Of all the lines in the material, how many include the word "name"? Give only the number.

*** DATASET ROWS

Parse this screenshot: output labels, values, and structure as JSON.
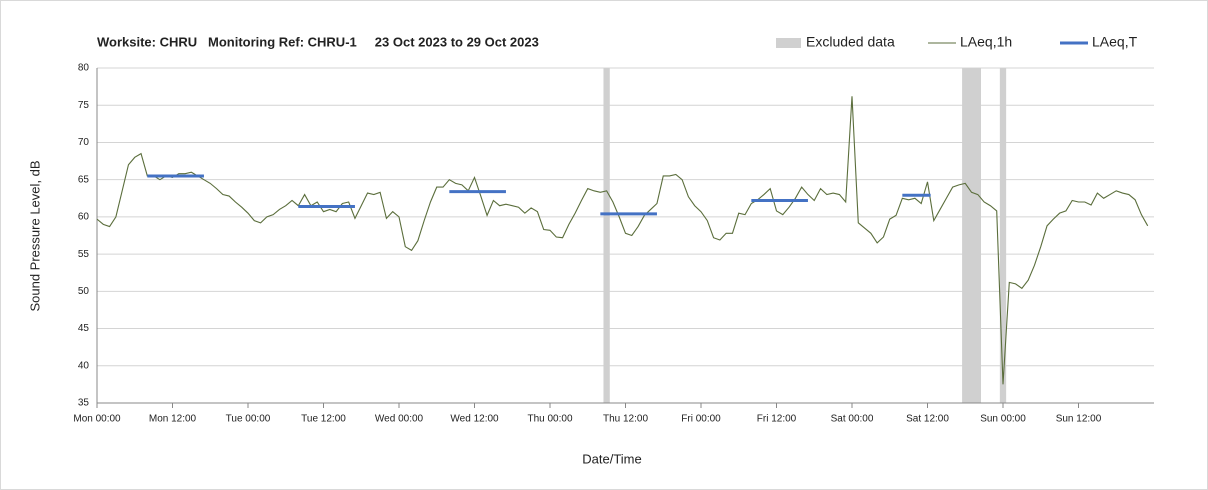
{
  "chart_data": {
    "type": "line",
    "title": "Worksite: CHRU   Monitoring Ref: CHRU-1     23 Oct 2023 to 29 Oct 2023",
    "x_label": "Date/Time",
    "y_label": "Sound Pressure Level, dB",
    "xlim": [
      0,
      168
    ],
    "xticks": [
      {
        "value": 0,
        "label": "Mon 00:00"
      },
      {
        "value": 12,
        "label": "Mon 12:00"
      },
      {
        "value": 24,
        "label": "Tue 00:00"
      },
      {
        "value": 36,
        "label": "Tue 12:00"
      },
      {
        "value": 48,
        "label": "Wed 00:00"
      },
      {
        "value": 60,
        "label": "Wed 12:00"
      },
      {
        "value": 72,
        "label": "Thu 00:00"
      },
      {
        "value": 84,
        "label": "Thu 12:00"
      },
      {
        "value": 96,
        "label": "Fri 00:00"
      },
      {
        "value": 108,
        "label": "Fri 12:00"
      },
      {
        "value": 120,
        "label": "Sat 00:00"
      },
      {
        "value": 132,
        "label": "Sat 12:00"
      },
      {
        "value": 144,
        "label": "Sun 00:00"
      },
      {
        "value": 156,
        "label": "Sun 12:00"
      }
    ],
    "ylim": [
      35,
      80
    ],
    "yticks": [
      35,
      40,
      45,
      50,
      55,
      60,
      65,
      70,
      75,
      80
    ],
    "grid": true,
    "excluded": {
      "name": "Excluded data",
      "color": "#d0d0d0",
      "ranges": [
        [
          80.5,
          81.5
        ],
        [
          137.5,
          140.5
        ],
        [
          143.5,
          144.5
        ]
      ]
    },
    "x": [
      0,
      1,
      2,
      3,
      4,
      5,
      6,
      7,
      8,
      9,
      10,
      11,
      12,
      13,
      14,
      15,
      16,
      17,
      18,
      19,
      20,
      21,
      22,
      23,
      24,
      25,
      26,
      27,
      28,
      29,
      30,
      31,
      32,
      33,
      34,
      35,
      36,
      37,
      38,
      39,
      40,
      41,
      42,
      43,
      44,
      45,
      46,
      47,
      48,
      49,
      50,
      51,
      52,
      53,
      54,
      55,
      56,
      57,
      58,
      59,
      60,
      61,
      62,
      63,
      64,
      65,
      66,
      67,
      68,
      69,
      70,
      71,
      72,
      73,
      74,
      75,
      76,
      77,
      78,
      79,
      80,
      81,
      82,
      83,
      84,
      85,
      86,
      87,
      88,
      89,
      90,
      91,
      92,
      93,
      94,
      95,
      96,
      97,
      98,
      99,
      100,
      101,
      102,
      103,
      104,
      105,
      106,
      107,
      108,
      109,
      110,
      111,
      112,
      113,
      114,
      115,
      116,
      117,
      118,
      119,
      120,
      121,
      122,
      123,
      124,
      125,
      126,
      127,
      128,
      129,
      130,
      131,
      132,
      133,
      134,
      135,
      136,
      137,
      138,
      139,
      140,
      141,
      142,
      143,
      144,
      145,
      146,
      147,
      148,
      149,
      150,
      151,
      152,
      153,
      154,
      155,
      156,
      157,
      158,
      159,
      160,
      161,
      162,
      163,
      164,
      165,
      166,
      167
    ],
    "series": [
      {
        "name": "LAeq,1h",
        "color": "#5b6e3c",
        "values": [
          59.7,
          59,
          58.7,
          60,
          63.5,
          67,
          68,
          68.5,
          65.5,
          65.5,
          65,
          65.5,
          65.3,
          65.8,
          65.8,
          66,
          65.5,
          65,
          64.5,
          63.8,
          63,
          62.8,
          62,
          61.3,
          60.5,
          59.5,
          59.2,
          60,
          60.3,
          61,
          61.5,
          62.2,
          61.5,
          63,
          61.5,
          62,
          60.7,
          61,
          60.7,
          61.8,
          62,
          59.8,
          61.5,
          63.2,
          63,
          63.3,
          59.8,
          60.7,
          60,
          56,
          55.5,
          56.8,
          59.5,
          62,
          64,
          64,
          65,
          64.5,
          64.3,
          63.5,
          65.3,
          62.8,
          60.2,
          62.2,
          61.5,
          61.7,
          61.5,
          61.3,
          60.5,
          61.2,
          60.7,
          58.3,
          58.2,
          57.3,
          57.2,
          59,
          60.5,
          62.2,
          63.8,
          63.5,
          63.3,
          63.5,
          62,
          60,
          57.8,
          57.5,
          58.7,
          60.2,
          61,
          61.8,
          65.5,
          65.5,
          65.7,
          65,
          62.7,
          61.5,
          60.7,
          59.5,
          57.2,
          56.9,
          57.8,
          57.8,
          60.5,
          60.3,
          61.8,
          62.3,
          63,
          63.8,
          60.8,
          60.3,
          61.3,
          62.5,
          64,
          63,
          62.2,
          63.8,
          63,
          63.2,
          63,
          62,
          76.2,
          59.2,
          58.5,
          57.8,
          56.5,
          57.3,
          59.7,
          60.2,
          62.5,
          62.3,
          62.5,
          61.8,
          64.7,
          59.5,
          61,
          62.5,
          64,
          64.3,
          64.5,
          63.3,
          63,
          62,
          61.5,
          60.8,
          37.5,
          51.2,
          51,
          50.4,
          51.5,
          53.5,
          56,
          58.8,
          59.7,
          60.5,
          60.8,
          62.2,
          62,
          62,
          61.6,
          63.2,
          62.5,
          63,
          63.5,
          63.2,
          63,
          62.3,
          60.3,
          58.8
        ]
      },
      {
        "name": "LAeq,T",
        "color": "#4472c4",
        "segments": [
          {
            "start": 8,
            "end": 17,
            "value": 65.5
          },
          {
            "start": 32,
            "end": 41,
            "value": 61.4
          },
          {
            "start": 56,
            "end": 65,
            "value": 63.4
          },
          {
            "start": 80,
            "end": 89,
            "value": 60.4
          },
          {
            "start": 104,
            "end": 113,
            "value": 62.2
          },
          {
            "start": 128,
            "end": 132.5,
            "value": 62.9
          }
        ]
      }
    ]
  }
}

******

### ANSWER FOR THIS EXERCISE:
3